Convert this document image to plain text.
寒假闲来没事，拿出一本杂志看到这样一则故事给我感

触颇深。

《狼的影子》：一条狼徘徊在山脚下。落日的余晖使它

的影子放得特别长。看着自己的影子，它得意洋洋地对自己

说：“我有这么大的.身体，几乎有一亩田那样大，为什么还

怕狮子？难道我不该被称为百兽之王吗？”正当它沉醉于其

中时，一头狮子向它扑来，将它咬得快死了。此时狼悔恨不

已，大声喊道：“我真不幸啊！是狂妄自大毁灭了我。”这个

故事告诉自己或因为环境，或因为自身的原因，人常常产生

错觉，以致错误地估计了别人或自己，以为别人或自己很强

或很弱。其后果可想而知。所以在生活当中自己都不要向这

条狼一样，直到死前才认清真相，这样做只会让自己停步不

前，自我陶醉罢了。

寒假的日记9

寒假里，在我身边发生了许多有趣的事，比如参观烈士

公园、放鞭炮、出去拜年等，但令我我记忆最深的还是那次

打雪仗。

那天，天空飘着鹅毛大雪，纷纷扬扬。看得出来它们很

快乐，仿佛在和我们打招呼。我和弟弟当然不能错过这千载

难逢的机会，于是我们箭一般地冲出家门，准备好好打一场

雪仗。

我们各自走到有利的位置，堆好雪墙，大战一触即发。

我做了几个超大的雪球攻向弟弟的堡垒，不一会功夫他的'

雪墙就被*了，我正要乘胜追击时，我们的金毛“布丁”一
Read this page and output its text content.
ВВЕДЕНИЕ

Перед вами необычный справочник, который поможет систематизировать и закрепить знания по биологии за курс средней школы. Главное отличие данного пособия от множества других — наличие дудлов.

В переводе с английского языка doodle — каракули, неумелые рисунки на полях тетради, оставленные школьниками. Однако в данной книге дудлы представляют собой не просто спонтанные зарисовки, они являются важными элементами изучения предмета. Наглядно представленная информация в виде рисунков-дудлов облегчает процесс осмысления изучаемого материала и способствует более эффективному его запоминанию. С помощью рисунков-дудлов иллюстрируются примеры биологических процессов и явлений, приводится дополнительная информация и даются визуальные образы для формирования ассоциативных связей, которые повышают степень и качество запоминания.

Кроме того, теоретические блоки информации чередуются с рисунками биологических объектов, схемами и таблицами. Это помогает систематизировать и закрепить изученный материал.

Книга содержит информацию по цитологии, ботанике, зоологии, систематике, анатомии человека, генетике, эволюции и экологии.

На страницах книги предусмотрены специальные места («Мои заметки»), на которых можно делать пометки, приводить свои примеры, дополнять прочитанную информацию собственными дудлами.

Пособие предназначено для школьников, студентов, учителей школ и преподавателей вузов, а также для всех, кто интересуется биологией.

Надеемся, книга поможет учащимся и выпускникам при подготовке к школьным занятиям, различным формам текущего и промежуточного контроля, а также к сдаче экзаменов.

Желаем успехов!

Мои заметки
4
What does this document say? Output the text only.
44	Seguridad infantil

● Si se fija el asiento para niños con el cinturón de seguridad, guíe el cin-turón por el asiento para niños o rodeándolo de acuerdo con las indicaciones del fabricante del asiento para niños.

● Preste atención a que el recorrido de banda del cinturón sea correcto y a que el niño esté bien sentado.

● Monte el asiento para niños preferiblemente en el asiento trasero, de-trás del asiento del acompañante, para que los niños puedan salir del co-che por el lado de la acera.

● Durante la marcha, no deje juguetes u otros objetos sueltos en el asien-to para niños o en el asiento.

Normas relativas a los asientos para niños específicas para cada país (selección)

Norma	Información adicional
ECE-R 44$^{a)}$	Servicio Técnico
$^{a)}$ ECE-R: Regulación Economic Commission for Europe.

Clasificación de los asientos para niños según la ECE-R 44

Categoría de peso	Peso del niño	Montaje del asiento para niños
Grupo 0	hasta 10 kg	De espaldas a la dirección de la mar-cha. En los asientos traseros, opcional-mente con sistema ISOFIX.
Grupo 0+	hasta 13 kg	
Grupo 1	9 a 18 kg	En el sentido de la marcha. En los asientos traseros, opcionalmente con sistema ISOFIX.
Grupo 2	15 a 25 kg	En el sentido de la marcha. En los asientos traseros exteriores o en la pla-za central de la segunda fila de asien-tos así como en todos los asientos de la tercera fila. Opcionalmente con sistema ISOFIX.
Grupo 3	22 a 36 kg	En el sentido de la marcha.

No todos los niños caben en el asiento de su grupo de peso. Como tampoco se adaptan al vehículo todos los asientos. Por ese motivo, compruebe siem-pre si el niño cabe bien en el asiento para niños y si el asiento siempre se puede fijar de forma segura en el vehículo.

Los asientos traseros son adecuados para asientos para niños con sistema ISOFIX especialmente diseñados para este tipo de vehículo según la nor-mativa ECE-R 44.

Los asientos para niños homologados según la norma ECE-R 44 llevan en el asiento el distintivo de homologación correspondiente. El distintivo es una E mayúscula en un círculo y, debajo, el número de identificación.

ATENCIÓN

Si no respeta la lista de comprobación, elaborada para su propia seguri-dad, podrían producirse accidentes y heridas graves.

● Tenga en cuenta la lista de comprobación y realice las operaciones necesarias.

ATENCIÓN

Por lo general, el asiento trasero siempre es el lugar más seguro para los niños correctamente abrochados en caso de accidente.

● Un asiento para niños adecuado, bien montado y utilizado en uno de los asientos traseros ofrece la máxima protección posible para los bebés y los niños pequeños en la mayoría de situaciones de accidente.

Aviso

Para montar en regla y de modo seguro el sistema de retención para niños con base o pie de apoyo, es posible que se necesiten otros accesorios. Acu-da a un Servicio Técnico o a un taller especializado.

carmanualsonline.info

---*---

Problem to work on: Which lines include the word "Técnico"? List them all.

Solved exercise:
ECE-R 44$^{a)}$	Servicio Técnico
Para montar en regla y de modo seguro el sistema de retención para niños con base o pie de apoyo, es posible que se necesiten otros accesorios. Acu-da a un Servicio Técnico o a un taller especializado.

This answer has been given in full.